** begin Task material **

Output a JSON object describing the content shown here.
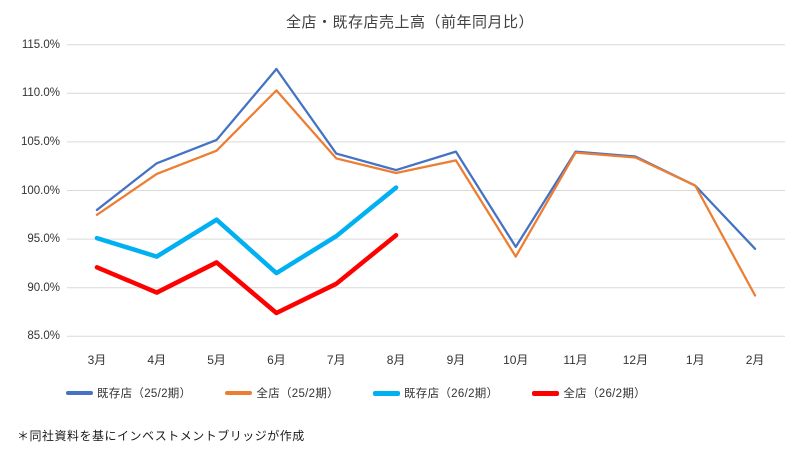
{
  "title": "全店・既存店売上高（前年同月比）",
  "footnote": "＊同社資料を基にインベストメントブリッジが作成",
  "colors": {
    "gridline": "#D9D9D9",
    "title_text": "#404040",
    "axis_text": "#333333"
  },
  "chart_data": {
    "type": "line",
    "title": "全店・既存店売上高（前年同月比）",
    "categories": [
      "3月",
      "4月",
      "5月",
      "6月",
      "7月",
      "8月",
      "9月",
      "10月",
      "11月",
      "12月",
      "1月",
      "2月"
    ],
    "series": [
      {
        "name": "既存店（25/2期）",
        "color": "#4472C4",
        "width": 2.25,
        "values": [
          98.0,
          102.8,
          105.2,
          112.5,
          103.8,
          102.1,
          104.0,
          94.2,
          104.0,
          103.5,
          100.5,
          94.0
        ]
      },
      {
        "name": "全店（25/2期）",
        "color": "#ED7D31",
        "width": 2.25,
        "values": [
          97.5,
          101.7,
          104.1,
          110.3,
          103.3,
          101.8,
          103.1,
          93.2,
          103.9,
          103.4,
          100.5,
          89.2
        ]
      },
      {
        "name": "既存店（26/2期）",
        "color": "#00B0F0",
        "width": 4.5,
        "values": [
          95.1,
          93.2,
          97.0,
          91.5,
          95.3,
          100.3
        ]
      },
      {
        "name": "全店（26/2期）",
        "color": "#FF0000",
        "width": 4.5,
        "values": [
          92.1,
          89.5,
          92.6,
          87.4,
          90.4,
          95.4
        ]
      }
    ],
    "y_ticks": [
      "115.0%",
      "110.0%",
      "105.0%",
      "100.0%",
      "95.0%",
      "90.0%",
      "85.0%"
    ],
    "y_tick_values": [
      115,
      110,
      105,
      100,
      95,
      90,
      85
    ],
    "ylim": [
      85,
      115
    ],
    "xlabel": "",
    "ylabel": "",
    "grid": true,
    "legend_position": "bottom"
  }
}
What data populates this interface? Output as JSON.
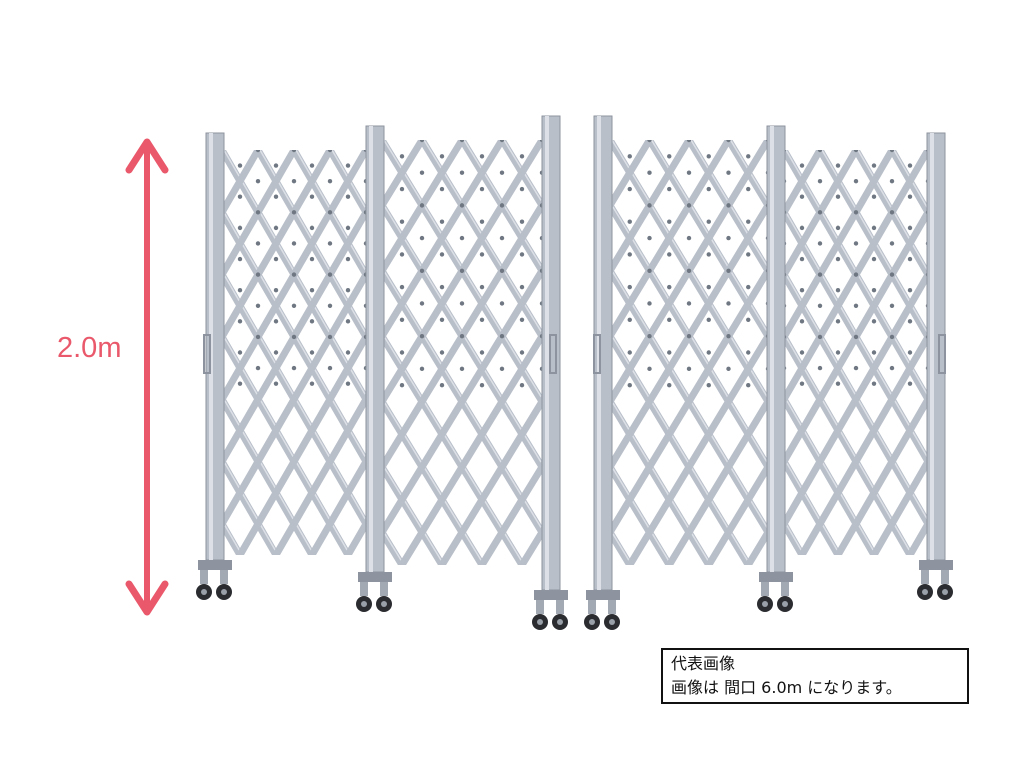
{
  "dimension": {
    "height_label": "2.0m",
    "arrow_color": "#e9596b"
  },
  "product_image": {
    "subject": "aluminium accordion expansion gate on casters, two leaves",
    "frame_color": "#b9bfc9"
  },
  "caption": {
    "line1": "代表画像",
    "line2": "画像は 間口 6.0m になります。"
  }
}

** end Task material **

What to work on:
Restate the whole listing above exactly, please, omitting every image.

Response:
Output a JSON object describing the content shown here.
{
  "title": "全店・既存店売上高（前年同月比）",
  "footnote": "＊同社資料を基にインベストメントブリッジが作成",
  "colors": {
    "gridline": "#D9D9D9",
    "title_text": "#404040",
    "axis_text": "#333333"
  },
  "chart_data": {
    "type": "line",
    "title": "全店・既存店売上高（前年同月比）",
    "categories": [
      "3月",
      "4月",
      "5月",
      "6月",
      "7月",
      "8月",
      "9月",
      "10月",
      "11月",
      "12月",
      "1月",
      "2月"
    ],
    "series": [
      {
        "name": "既存店（25/2期）",
        "color": "#4472C4",
        "width": 2.25,
        "values": [
          98.0,
          102.8,
          105.2,
          112.5,
          103.8,
          102.1,
          104.0,
          94.2,
          104.0,
          103.5,
          100.5,
          94.0
        ]
      },
      {
        "name": "全店（25/2期）",
        "color": "#ED7D31",
        "width": 2.25,
        "values": [
          97.5,
          101.7,
          104.1,
          110.3,
          103.3,
          101.8,
          103.1,
          93.2,
          103.9,
          103.4,
          100.5,
          89.2
        ]
      },
      {
        "name": "既存店（26/2期）",
        "color": "#00B0F0",
        "width": 4.5,
        "values": [
          95.1,
          93.2,
          97.0,
          91.5,
          95.3,
          100.3
        ]
      },
      {
        "name": "全店（26/2期）",
        "color": "#FF0000",
        "width": 4.5,
        "values": [
          92.1,
          89.5,
          92.6,
          87.4,
          90.4,
          95.4
        ]
      }
    ],
    "y_ticks": [
      "115.0%",
      "110.0%",
      "105.0%",
      "100.0%",
      "95.0%",
      "90.0%",
      "85.0%"
    ],
    "y_tick_values": [
      115,
      110,
      105,
      100,
      95,
      90,
      85
    ],
    "ylim": [
      85,
      115
    ],
    "xlabel": "",
    "ylabel": "",
    "grid": true,
    "legend_position": "bottom"
  }
}
What data populates this interface? Output as JSON.
{
  "dimension": {
    "height_label": "2.0m",
    "arrow_color": "#e9596b"
  },
  "product_image": {
    "subject": "aluminium accordion expansion gate on casters, two leaves",
    "frame_color": "#b9bfc9"
  },
  "caption": {
    "line1": "代表画像",
    "line2": "画像は 間口 6.0m になります。"
  }
}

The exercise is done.